Problem to solve:
Lines that hold the string "caption" are to be counted; give only their number.

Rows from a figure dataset

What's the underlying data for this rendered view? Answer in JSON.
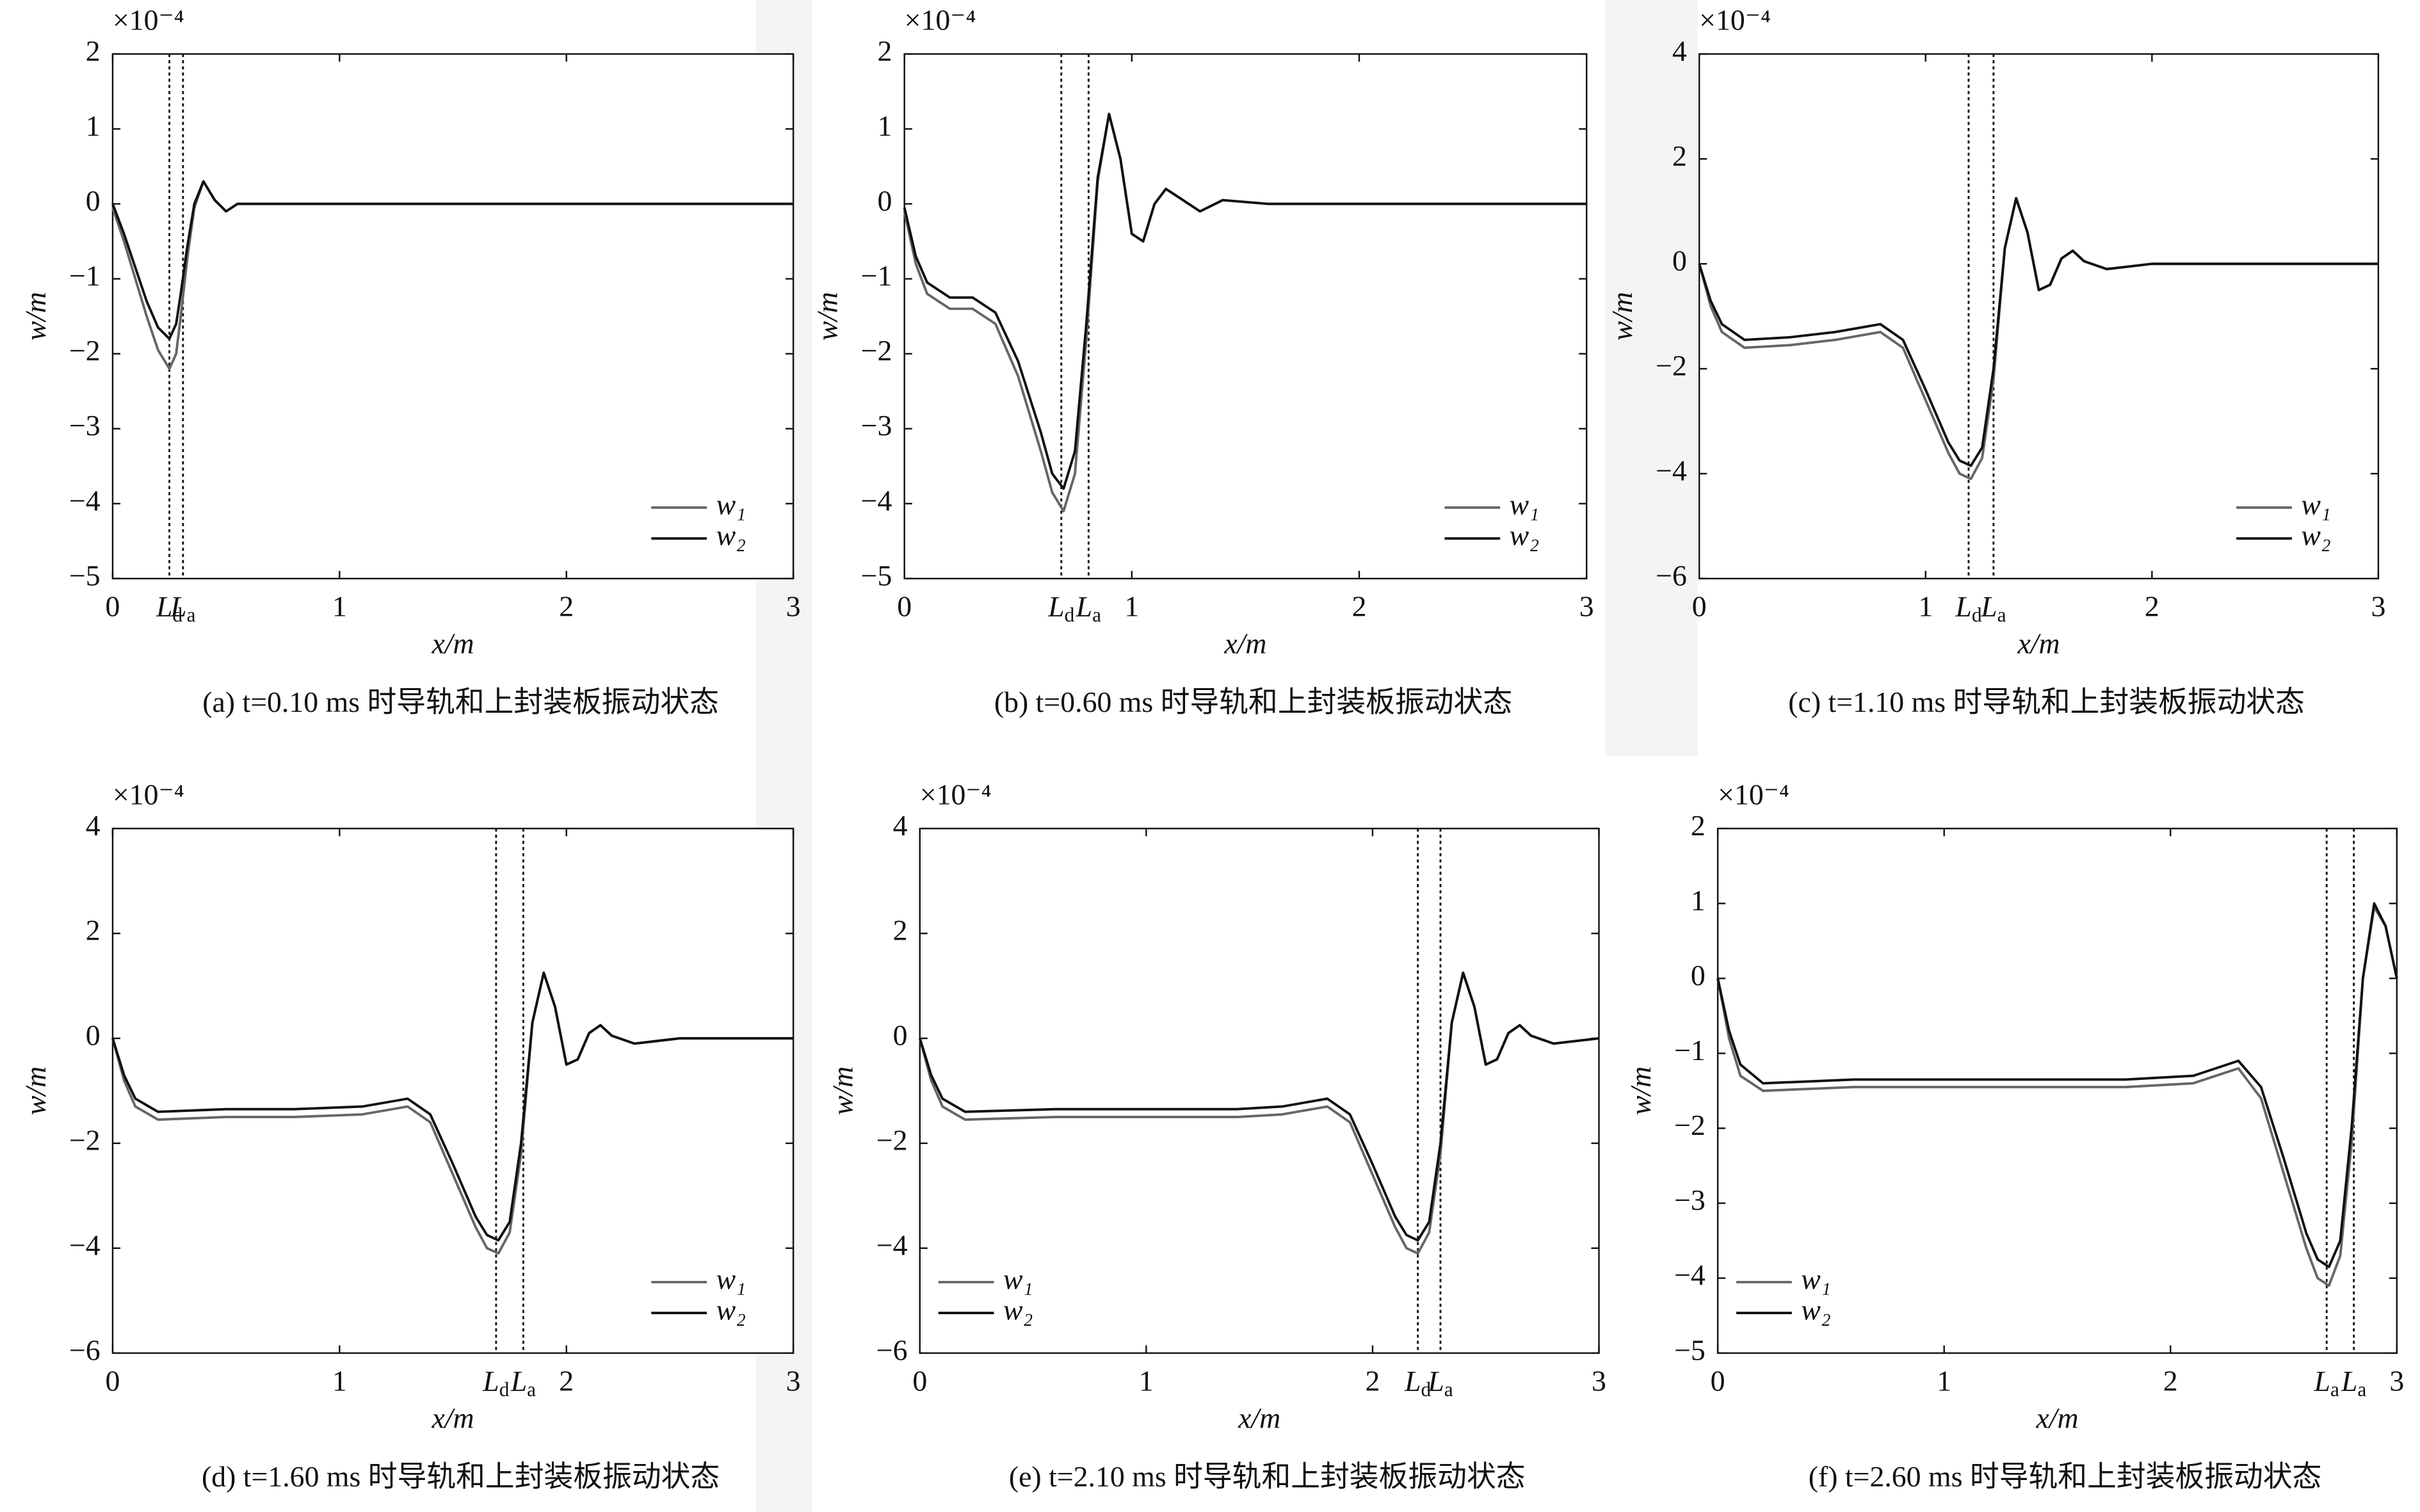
{
  "chart_data": [
    {
      "type": "line",
      "multiplier": "×10⁻⁴",
      "xlabel": "x/m",
      "ylabel": "w/m",
      "caption": "(a) t=0.10 ms 时导轨和上封装板振动状态",
      "xlim": [
        0,
        3
      ],
      "xticks": [
        0,
        1,
        2,
        3
      ],
      "ylim": [
        -5,
        2
      ],
      "yticks": [
        {
          "value": -5,
          "label": "−5"
        },
        {
          "value": -4,
          "label": "−4"
        },
        {
          "value": -3,
          "label": "−3"
        },
        {
          "value": -2,
          "label": "−2"
        },
        {
          "value": -1,
          "label": "−1"
        },
        0,
        1,
        2
      ],
      "legend": "lower right",
      "vlines": [
        {
          "x": 0.25,
          "label": "L",
          "sub": "d"
        },
        {
          "x": 0.31,
          "label": "L",
          "sub": "a"
        }
      ],
      "x": [
        0,
        0.05,
        0.1,
        0.15,
        0.2,
        0.25,
        0.28,
        0.3,
        0.33,
        0.36,
        0.4,
        0.45,
        0.5,
        0.55,
        0.6,
        1,
        2,
        3
      ],
      "series": [
        {
          "name": "w₁",
          "color": "#666666",
          "values": [
            -0.05,
            -0.5,
            -1.0,
            -1.5,
            -1.95,
            -2.2,
            -2.0,
            -1.5,
            -0.7,
            -0.05,
            0.3,
            0.05,
            -0.1,
            0,
            0,
            0,
            0,
            0
          ]
        },
        {
          "name": "w₂",
          "color": "#111111",
          "values": [
            0,
            -0.4,
            -0.85,
            -1.3,
            -1.65,
            -1.8,
            -1.6,
            -1.2,
            -0.55,
            0,
            0.3,
            0.05,
            -0.1,
            0,
            0,
            0,
            0,
            0
          ]
        }
      ]
    },
    {
      "type": "line",
      "multiplier": "×10⁻⁴",
      "xlabel": "x/m",
      "ylabel": "w/m",
      "caption": "(b) t=0.60 ms 时导轨和上封装板振动状态",
      "xlim": [
        0,
        3
      ],
      "xticks": [
        0,
        1,
        2,
        3
      ],
      "ylim": [
        -5,
        2
      ],
      "yticks": [
        {
          "value": -5,
          "label": "−5"
        },
        {
          "value": -4,
          "label": "−4"
        },
        {
          "value": -3,
          "label": "−3"
        },
        {
          "value": -2,
          "label": "−2"
        },
        {
          "value": -1,
          "label": "−1"
        },
        0,
        1,
        2
      ],
      "legend": "lower right",
      "vlines": [
        {
          "x": 0.69,
          "label": "L",
          "sub": "d"
        },
        {
          "x": 0.81,
          "label": "L",
          "sub": "a"
        }
      ],
      "x": [
        0,
        0.05,
        0.1,
        0.2,
        0.3,
        0.4,
        0.5,
        0.6,
        0.65,
        0.7,
        0.75,
        0.8,
        0.85,
        0.9,
        0.95,
        1.0,
        1.05,
        1.1,
        1.15,
        1.2,
        1.3,
        1.4,
        1.6,
        2,
        2.5,
        3
      ],
      "series": [
        {
          "name": "w₁",
          "color": "#666666",
          "values": [
            -0.1,
            -0.8,
            -1.2,
            -1.4,
            -1.4,
            -1.6,
            -2.3,
            -3.3,
            -3.85,
            -4.1,
            -3.6,
            -1.8,
            0.3,
            1.2,
            0.6,
            -0.4,
            -0.5,
            0,
            0.2,
            0.1,
            -0.1,
            0.05,
            0,
            0,
            0,
            0
          ]
        },
        {
          "name": "w₂",
          "color": "#111111",
          "values": [
            -0.05,
            -0.7,
            -1.05,
            -1.25,
            -1.25,
            -1.45,
            -2.1,
            -3.05,
            -3.6,
            -3.8,
            -3.3,
            -1.6,
            0.35,
            1.2,
            0.6,
            -0.4,
            -0.5,
            0,
            0.2,
            0.1,
            -0.1,
            0.05,
            0,
            0,
            0,
            0
          ]
        }
      ]
    },
    {
      "type": "line",
      "multiplier": "×10⁻⁴",
      "xlabel": "x/m",
      "ylabel": "w/m",
      "caption": "(c) t=1.10 ms 时导轨和上封装板振动状态",
      "xlim": [
        0,
        3
      ],
      "xticks": [
        0,
        1,
        2,
        3
      ],
      "ylim": [
        -6,
        4
      ],
      "yticks": [
        {
          "value": -6,
          "label": "−6"
        },
        {
          "value": -4,
          "label": "−4"
        },
        {
          "value": -2,
          "label": "−2"
        },
        0,
        2,
        4
      ],
      "legend": "lower right",
      "vlines": [
        {
          "x": 1.19,
          "label": "L",
          "sub": "d"
        },
        {
          "x": 1.3,
          "label": "L",
          "sub": "a"
        }
      ],
      "x": [
        0,
        0.05,
        0.1,
        0.2,
        0.4,
        0.6,
        0.8,
        0.9,
        1.0,
        1.1,
        1.15,
        1.2,
        1.25,
        1.3,
        1.35,
        1.4,
        1.45,
        1.5,
        1.55,
        1.6,
        1.65,
        1.7,
        1.8,
        2,
        2.5,
        3
      ],
      "series": [
        {
          "name": "w₁",
          "color": "#666666",
          "values": [
            0,
            -0.8,
            -1.3,
            -1.6,
            -1.55,
            -1.45,
            -1.3,
            -1.6,
            -2.6,
            -3.6,
            -4.0,
            -4.1,
            -3.7,
            -2.2,
            0.3,
            1.25,
            0.6,
            -0.5,
            -0.4,
            0.1,
            0.25,
            0.05,
            -0.1,
            0,
            0,
            0
          ]
        },
        {
          "name": "w₂",
          "color": "#111111",
          "values": [
            0,
            -0.7,
            -1.15,
            -1.45,
            -1.4,
            -1.3,
            -1.15,
            -1.45,
            -2.4,
            -3.4,
            -3.75,
            -3.85,
            -3.5,
            -2.0,
            0.3,
            1.25,
            0.6,
            -0.5,
            -0.4,
            0.1,
            0.25,
            0.05,
            -0.1,
            0,
            0,
            0
          ]
        }
      ]
    },
    {
      "type": "line",
      "multiplier": "×10⁻⁴",
      "xlabel": "x/m",
      "ylabel": "w/m",
      "caption": "(d) t=1.60 ms 时导轨和上封装板振动状态",
      "xlim": [
        0,
        3
      ],
      "xticks": [
        0,
        1,
        2,
        3
      ],
      "ylim": [
        -6,
        4
      ],
      "yticks": [
        {
          "value": -6,
          "label": "−6"
        },
        {
          "value": -4,
          "label": "−4"
        },
        {
          "value": -2,
          "label": "−2"
        },
        0,
        2,
        4
      ],
      "legend": "lower right",
      "vlines": [
        {
          "x": 1.69,
          "label": "L",
          "sub": "d"
        },
        {
          "x": 1.81,
          "label": "L",
          "sub": "a"
        }
      ],
      "x": [
        0,
        0.05,
        0.1,
        0.2,
        0.5,
        0.8,
        1.1,
        1.3,
        1.4,
        1.5,
        1.6,
        1.65,
        1.7,
        1.75,
        1.8,
        1.85,
        1.9,
        1.95,
        2.0,
        2.05,
        2.1,
        2.15,
        2.2,
        2.3,
        2.5,
        3
      ],
      "series": [
        {
          "name": "w₁",
          "color": "#666666",
          "values": [
            0,
            -0.8,
            -1.3,
            -1.55,
            -1.5,
            -1.5,
            -1.45,
            -1.3,
            -1.6,
            -2.6,
            -3.6,
            -4.0,
            -4.1,
            -3.7,
            -2.2,
            0.3,
            1.25,
            0.6,
            -0.5,
            -0.4,
            0.1,
            0.25,
            0.05,
            -0.1,
            0,
            0
          ]
        },
        {
          "name": "w₂",
          "color": "#111111",
          "values": [
            0,
            -0.7,
            -1.15,
            -1.4,
            -1.35,
            -1.35,
            -1.3,
            -1.15,
            -1.45,
            -2.4,
            -3.4,
            -3.75,
            -3.85,
            -3.5,
            -2.0,
            0.3,
            1.25,
            0.6,
            -0.5,
            -0.4,
            0.1,
            0.25,
            0.05,
            -0.1,
            0,
            0
          ]
        }
      ]
    },
    {
      "type": "line",
      "multiplier": "×10⁻⁴",
      "xlabel": "x/m",
      "ylabel": "w/m",
      "caption": "(e) t=2.10 ms 时导轨和上封装板振动状态",
      "xlim": [
        0,
        3
      ],
      "xticks": [
        0,
        1,
        2,
        3
      ],
      "ylim": [
        -6,
        4
      ],
      "yticks": [
        {
          "value": -6,
          "label": "−6"
        },
        {
          "value": -4,
          "label": "−4"
        },
        {
          "value": -2,
          "label": "−2"
        },
        0,
        2,
        4
      ],
      "legend": "lower left",
      "vlines": [
        {
          "x": 2.2,
          "label": "L",
          "sub": "d"
        },
        {
          "x": 2.3,
          "label": "L",
          "sub": "a"
        }
      ],
      "x": [
        0,
        0.05,
        0.1,
        0.2,
        0.6,
        1.0,
        1.4,
        1.6,
        1.8,
        1.9,
        2.0,
        2.1,
        2.15,
        2.2,
        2.25,
        2.3,
        2.35,
        2.4,
        2.45,
        2.5,
        2.55,
        2.6,
        2.65,
        2.7,
        2.8,
        3
      ],
      "series": [
        {
          "name": "w₁",
          "color": "#666666",
          "values": [
            0,
            -0.8,
            -1.3,
            -1.55,
            -1.5,
            -1.5,
            -1.5,
            -1.45,
            -1.3,
            -1.6,
            -2.6,
            -3.6,
            -4.0,
            -4.1,
            -3.7,
            -2.2,
            0.3,
            1.25,
            0.6,
            -0.5,
            -0.4,
            0.1,
            0.25,
            0.05,
            -0.1,
            0
          ]
        },
        {
          "name": "w₂",
          "color": "#111111",
          "values": [
            0,
            -0.7,
            -1.15,
            -1.4,
            -1.35,
            -1.35,
            -1.35,
            -1.3,
            -1.15,
            -1.45,
            -2.4,
            -3.4,
            -3.75,
            -3.85,
            -3.5,
            -2.0,
            0.3,
            1.25,
            0.6,
            -0.5,
            -0.4,
            0.1,
            0.25,
            0.05,
            -0.1,
            0
          ]
        }
      ]
    },
    {
      "type": "line",
      "multiplier": "×10⁻⁴",
      "xlabel": "x/m",
      "ylabel": "w/m",
      "caption": "(f) t=2.60 ms 时导轨和上封装板振动状态",
      "xlim": [
        0,
        3
      ],
      "xticks": [
        0,
        1,
        2,
        3
      ],
      "ylim": [
        -5,
        2
      ],
      "yticks": [
        {
          "value": -5,
          "label": "−5"
        },
        {
          "value": -4,
          "label": "−4"
        },
        {
          "value": -3,
          "label": "−3"
        },
        {
          "value": -2,
          "label": "−2"
        },
        {
          "value": -1,
          "label": "−1"
        },
        0,
        1,
        2
      ],
      "legend": "lower left",
      "vlines": [
        {
          "x": 2.69,
          "label": "L",
          "sub": "a"
        },
        {
          "x": 2.81,
          "label": "L",
          "sub": "a"
        }
      ],
      "x": [
        0,
        0.05,
        0.1,
        0.2,
        0.6,
        1.0,
        1.4,
        1.8,
        2.1,
        2.2,
        2.3,
        2.4,
        2.5,
        2.6,
        2.65,
        2.7,
        2.75,
        2.8,
        2.85,
        2.9,
        2.95,
        3
      ],
      "series": [
        {
          "name": "w₁",
          "color": "#666666",
          "values": [
            0,
            -0.8,
            -1.3,
            -1.5,
            -1.45,
            -1.45,
            -1.45,
            -1.45,
            -1.4,
            -1.3,
            -1.2,
            -1.6,
            -2.6,
            -3.6,
            -4.0,
            -4.1,
            -3.7,
            -2.2,
            0,
            0.95,
            0.7,
            0
          ]
        },
        {
          "name": "w₂",
          "color": "#111111",
          "values": [
            0,
            -0.7,
            -1.15,
            -1.4,
            -1.35,
            -1.35,
            -1.35,
            -1.35,
            -1.3,
            -1.2,
            -1.1,
            -1.45,
            -2.4,
            -3.4,
            -3.75,
            -3.85,
            -3.5,
            -2.0,
            0,
            1.0,
            0.7,
            0
          ]
        }
      ]
    }
  ]
}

Solved problem:
6